__GOAL__:
Print the entries below in their entirety, exactly as they are written.
╭──
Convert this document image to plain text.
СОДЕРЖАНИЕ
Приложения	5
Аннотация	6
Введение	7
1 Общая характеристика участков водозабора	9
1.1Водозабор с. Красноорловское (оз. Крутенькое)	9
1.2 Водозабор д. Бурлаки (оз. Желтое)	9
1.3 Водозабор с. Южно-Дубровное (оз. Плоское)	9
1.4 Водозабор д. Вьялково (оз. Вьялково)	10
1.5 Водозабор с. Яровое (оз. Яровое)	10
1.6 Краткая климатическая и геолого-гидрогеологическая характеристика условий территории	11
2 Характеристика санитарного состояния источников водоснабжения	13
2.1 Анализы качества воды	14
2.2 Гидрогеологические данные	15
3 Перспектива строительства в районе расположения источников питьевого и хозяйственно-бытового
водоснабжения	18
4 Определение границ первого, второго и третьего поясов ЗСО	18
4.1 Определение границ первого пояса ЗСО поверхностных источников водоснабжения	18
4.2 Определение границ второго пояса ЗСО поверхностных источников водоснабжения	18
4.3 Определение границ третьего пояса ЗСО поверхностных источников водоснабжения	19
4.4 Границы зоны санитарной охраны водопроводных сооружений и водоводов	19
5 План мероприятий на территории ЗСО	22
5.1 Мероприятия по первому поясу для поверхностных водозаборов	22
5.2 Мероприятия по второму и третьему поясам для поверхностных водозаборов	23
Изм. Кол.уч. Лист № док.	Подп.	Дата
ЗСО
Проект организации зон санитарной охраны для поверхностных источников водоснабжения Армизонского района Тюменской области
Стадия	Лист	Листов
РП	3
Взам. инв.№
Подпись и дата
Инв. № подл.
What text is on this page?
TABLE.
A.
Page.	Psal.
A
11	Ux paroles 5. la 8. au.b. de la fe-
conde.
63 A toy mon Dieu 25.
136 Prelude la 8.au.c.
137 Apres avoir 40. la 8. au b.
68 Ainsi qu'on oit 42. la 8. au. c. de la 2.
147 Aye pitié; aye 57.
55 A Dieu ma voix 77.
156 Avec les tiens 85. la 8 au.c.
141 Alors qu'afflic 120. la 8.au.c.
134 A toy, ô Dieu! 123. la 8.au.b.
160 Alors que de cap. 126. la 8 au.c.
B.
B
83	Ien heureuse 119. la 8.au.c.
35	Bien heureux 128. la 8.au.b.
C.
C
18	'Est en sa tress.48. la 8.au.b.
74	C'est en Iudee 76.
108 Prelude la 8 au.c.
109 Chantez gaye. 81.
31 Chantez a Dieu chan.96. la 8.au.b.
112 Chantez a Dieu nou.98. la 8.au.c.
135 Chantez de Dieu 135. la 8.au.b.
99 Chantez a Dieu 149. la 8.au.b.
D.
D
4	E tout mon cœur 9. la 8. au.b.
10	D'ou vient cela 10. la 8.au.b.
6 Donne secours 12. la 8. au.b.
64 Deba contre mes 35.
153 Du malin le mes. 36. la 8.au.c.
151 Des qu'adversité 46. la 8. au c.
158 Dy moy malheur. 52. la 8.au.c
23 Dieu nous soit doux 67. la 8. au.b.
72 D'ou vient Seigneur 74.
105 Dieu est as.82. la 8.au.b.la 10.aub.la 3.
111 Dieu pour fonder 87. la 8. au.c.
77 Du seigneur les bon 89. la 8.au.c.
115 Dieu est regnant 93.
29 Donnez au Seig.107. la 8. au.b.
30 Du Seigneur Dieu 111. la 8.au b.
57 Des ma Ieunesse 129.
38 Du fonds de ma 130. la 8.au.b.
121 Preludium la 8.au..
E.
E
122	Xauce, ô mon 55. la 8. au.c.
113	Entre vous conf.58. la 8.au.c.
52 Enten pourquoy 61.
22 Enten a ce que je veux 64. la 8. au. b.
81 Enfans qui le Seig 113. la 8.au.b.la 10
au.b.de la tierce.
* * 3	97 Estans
╰──
__OUTPUT FOR THIS TASK__:
Convert this document image to plain text.
СОДЕРЖАНИЕ
Приложения	5
Аннотация	6
Введение	7
1 Общая характеристика участков водозабора	9
1.1Водозабор с. Красноорловское (оз. Крутенькое)	9
1.2 Водозабор д. Бурлаки (оз. Желтое)	9
1.3 Водозабор с. Южно-Дубровное (оз. Плоское)	9
1.4 Водозабор д. Вьялково (оз. Вьялково)	10
1.5 Водозабор с. Яровое (оз. Яровое)	10
1.6 Краткая климатическая и геолого-гидрогеологическая характеристика условий территории	11
2 Характеристика санитарного состояния источников водоснабжения	13
2.1 Анализы качества воды	14
2.2 Гидрогеологические данные	15
3 Перспектива строительства в районе расположения источников питьевого и хозяйственно-бытового
водоснабжения	18
4 Определение границ первого, второго и третьего поясов ЗСО	18
4.1 Определение границ первого пояса ЗСО поверхностных источников водоснабжения	18
4.2 Определение границ второго пояса ЗСО поверхностных источников водоснабжения	18
4.3 Определение границ третьего пояса ЗСО поверхностных источников водоснабжения	19
4.4 Границы зоны санитарной охраны водопроводных сооружений и водоводов	19
5 План мероприятий на территории ЗСО	22
5.1 Мероприятия по первому поясу для поверхностных водозаборов	22
5.2 Мероприятия по второму и третьему поясам для поверхностных водозаборов	23
Изм. Кол.уч. Лист № док.	Подп.	Дата
ЗСО
Проект организации зон санитарной охраны для поверхностных источников водоснабжения Армизонского района Тюменской области
Стадия	Лист	Листов
РП	3
Взам. инв.№
Подпись и дата
Инв. № подл.
What text is on this page?
TABLE.
A.
Page.	Psal.
A
11	Ux paroles 5. la 8. au.b. de la fe-
conde.
63 A toy mon Dieu 25.
136 Prelude la 8.au.c.
137 Apres avoir 40. la 8. au b.
68 Ainsi qu'on oit 42. la 8. au. c. de la 2.
147 Aye pitié; aye 57.
55 A Dieu ma voix 77.
156 Avec les tiens 85. la 8 au.c.
141 Alors qu'afflic 120. la 8.au.c.
134 A toy, ô Dieu! 123. la 8.au.b.
160 Alors que de cap. 126. la 8 au.c.
B.
B
83	Ien heureuse 119. la 8.au.c.
35	Bien heureux 128. la 8.au.b.
C.
C
18	'Est en sa tress.48. la 8.au.b.
74	C'est en Iudee 76.
108 Prelude la 8 au.c.
109 Chantez gaye. 81.
31 Chantez a Dieu chan.96. la 8.au.b.
112 Chantez a Dieu nou.98. la 8.au.c.
135 Chantez de Dieu 135. la 8.au.b.
99 Chantez a Dieu 149. la 8.au.b.
D.
D
4	E tout mon cœur 9. la 8. au.b.
10	D'ou vient cela 10. la 8.au.b.
6 Donne secours 12. la 8. au.b.
64 Deba contre mes 35.
153 Du malin le mes. 36. la 8.au.c.
151 Des qu'adversité 46. la 8. au c.
158 Dy moy malheur. 52. la 8.au.c
23 Dieu nous soit doux 67. la 8. au.b.
72 D'ou vient Seigneur 74.
105 Dieu est as.82. la 8.au.b.la 10.aub.la 3.
111 Dieu pour fonder 87. la 8. au.c.
77 Du seigneur les bon 89. la 8.au.c.
115 Dieu est regnant 93.
29 Donnez au Seig.107. la 8. au.b.
30 Du Seigneur Dieu 111. la 8.au b.
57 Des ma Ieunesse 129.
38 Du fonds de ma 130. la 8.au.b.
121 Preludium la 8.au..
E.
E
122	Xauce, ô mon 55. la 8. au.c.
113	Entre vous conf.58. la 8.au.c.
52 Enten pourquoy 61.
22 Enten a ce que je veux 64. la 8. au. b.
81 Enfans qui le Seig 113. la 8.au.b.la 10
au.b.de la tierce.
* * 3	97 Estans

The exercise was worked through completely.